--- Start of Exercise input ---

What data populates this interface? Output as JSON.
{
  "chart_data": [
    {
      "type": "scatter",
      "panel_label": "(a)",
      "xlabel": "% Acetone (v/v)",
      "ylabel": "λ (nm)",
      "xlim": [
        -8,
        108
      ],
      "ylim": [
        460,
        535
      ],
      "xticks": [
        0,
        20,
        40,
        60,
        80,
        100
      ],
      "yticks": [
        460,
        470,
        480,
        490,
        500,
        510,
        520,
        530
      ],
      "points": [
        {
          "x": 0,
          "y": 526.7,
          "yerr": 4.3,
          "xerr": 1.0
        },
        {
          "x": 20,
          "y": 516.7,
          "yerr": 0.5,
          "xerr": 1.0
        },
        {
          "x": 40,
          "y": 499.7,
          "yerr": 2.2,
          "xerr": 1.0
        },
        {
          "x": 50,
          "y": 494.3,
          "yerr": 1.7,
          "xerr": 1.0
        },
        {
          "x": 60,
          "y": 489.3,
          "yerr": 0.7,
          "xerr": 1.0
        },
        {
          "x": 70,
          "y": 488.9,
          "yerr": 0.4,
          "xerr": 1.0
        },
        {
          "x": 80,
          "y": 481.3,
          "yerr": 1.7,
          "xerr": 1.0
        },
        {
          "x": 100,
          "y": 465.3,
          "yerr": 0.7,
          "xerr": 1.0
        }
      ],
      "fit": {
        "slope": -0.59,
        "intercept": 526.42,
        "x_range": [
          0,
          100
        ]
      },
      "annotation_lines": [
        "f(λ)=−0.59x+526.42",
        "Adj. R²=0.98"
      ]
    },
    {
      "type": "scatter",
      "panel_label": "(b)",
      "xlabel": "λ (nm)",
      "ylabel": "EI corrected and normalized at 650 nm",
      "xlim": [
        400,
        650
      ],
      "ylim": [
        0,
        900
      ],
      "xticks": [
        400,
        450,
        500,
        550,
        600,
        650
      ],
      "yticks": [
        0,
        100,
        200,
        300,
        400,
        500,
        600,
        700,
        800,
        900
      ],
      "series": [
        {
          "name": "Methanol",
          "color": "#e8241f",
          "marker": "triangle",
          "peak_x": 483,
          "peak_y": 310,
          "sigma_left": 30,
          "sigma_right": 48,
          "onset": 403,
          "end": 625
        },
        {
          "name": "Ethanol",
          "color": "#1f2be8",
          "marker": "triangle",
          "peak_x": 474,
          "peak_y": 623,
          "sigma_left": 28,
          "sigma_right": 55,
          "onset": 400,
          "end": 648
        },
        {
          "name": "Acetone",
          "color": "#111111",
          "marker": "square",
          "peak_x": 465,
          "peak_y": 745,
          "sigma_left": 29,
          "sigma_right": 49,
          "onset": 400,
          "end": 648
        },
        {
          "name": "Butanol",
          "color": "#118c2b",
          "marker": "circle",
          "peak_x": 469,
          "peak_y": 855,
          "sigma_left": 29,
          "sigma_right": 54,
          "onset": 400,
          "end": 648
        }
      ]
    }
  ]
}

--- End of Exercise input ---

**Exercise instructions:** From the listing above, extract all records word for word.

**Task solution:**
What data populates this interface? Output as JSON.
{
  "chart_data": [
    {
      "type": "scatter",
      "panel_label": "(a)",
      "xlabel": "% Acetone (v/v)",
      "ylabel": "λ (nm)",
      "xlim": [
        -8,
        108
      ],
      "ylim": [
        460,
        535
      ],
      "xticks": [
        0,
        20,
        40,
        60,
        80,
        100
      ],
      "yticks": [
        460,
        470,
        480,
        490,
        500,
        510,
        520,
        530
      ],
      "points": [
        {
          "x": 0,
          "y": 526.7,
          "yerr": 4.3,
          "xerr": 1.0
        },
        {
          "x": 20,
          "y": 516.7,
          "yerr": 0.5,
          "xerr": 1.0
        },
        {
          "x": 40,
          "y": 499.7,
          "yerr": 2.2,
          "xerr": 1.0
        },
        {
          "x": 50,
          "y": 494.3,
          "yerr": 1.7,
          "xerr": 1.0
        },
        {
          "x": 60,
          "y": 489.3,
          "yerr": 0.7,
          "xerr": 1.0
        },
        {
          "x": 70,
          "y": 488.9,
          "yerr": 0.4,
          "xerr": 1.0
        },
        {
          "x": 80,
          "y": 481.3,
          "yerr": 1.7,
          "xerr": 1.0
        },
        {
          "x": 100,
          "y": 465.3,
          "yerr": 0.7,
          "xerr": 1.0
        }
      ],
      "fit": {
        "slope": -0.59,
        "intercept": 526.42,
        "x_range": [
          0,
          100
        ]
      },
      "annotation_lines": [
        "f(λ)=−0.59x+526.42",
        "Adj. R²=0.98"
      ]
    },
    {
      "type": "scatter",
      "panel_label": "(b)",
      "xlabel": "λ (nm)",
      "ylabel": "EI corrected and normalized at 650 nm",
      "xlim": [
        400,
        650
      ],
      "ylim": [
        0,
        900
      ],
      "xticks": [
        400,
        450,
        500,
        550,
        600,
        650
      ],
      "yticks": [
        0,
        100,
        200,
        300,
        400,
        500,
        600,
        700,
        800,
        900
      ],
      "series": [
        {
          "name": "Methanol",
          "color": "#e8241f",
          "marker": "triangle",
          "peak_x": 483,
          "peak_y": 310,
          "sigma_left": 30,
          "sigma_right": 48,
          "onset": 403,
          "end": 625
        },
        {
          "name": "Ethanol",
          "color": "#1f2be8",
          "marker": "triangle",
          "peak_x": 474,
          "peak_y": 623,
          "sigma_left": 28,
          "sigma_right": 55,
          "onset": 400,
          "end": 648
        },
        {
          "name": "Acetone",
          "color": "#111111",
          "marker": "square",
          "peak_x": 465,
          "peak_y": 745,
          "sigma_left": 29,
          "sigma_right": 49,
          "onset": 400,
          "end": 648
        },
        {
          "name": "Butanol",
          "color": "#118c2b",
          "marker": "circle",
          "peak_x": 469,
          "peak_y": 855,
          "sigma_left": 29,
          "sigma_right": 54,
          "onset": 400,
          "end": 648
        }
      ]
    }
  ]
}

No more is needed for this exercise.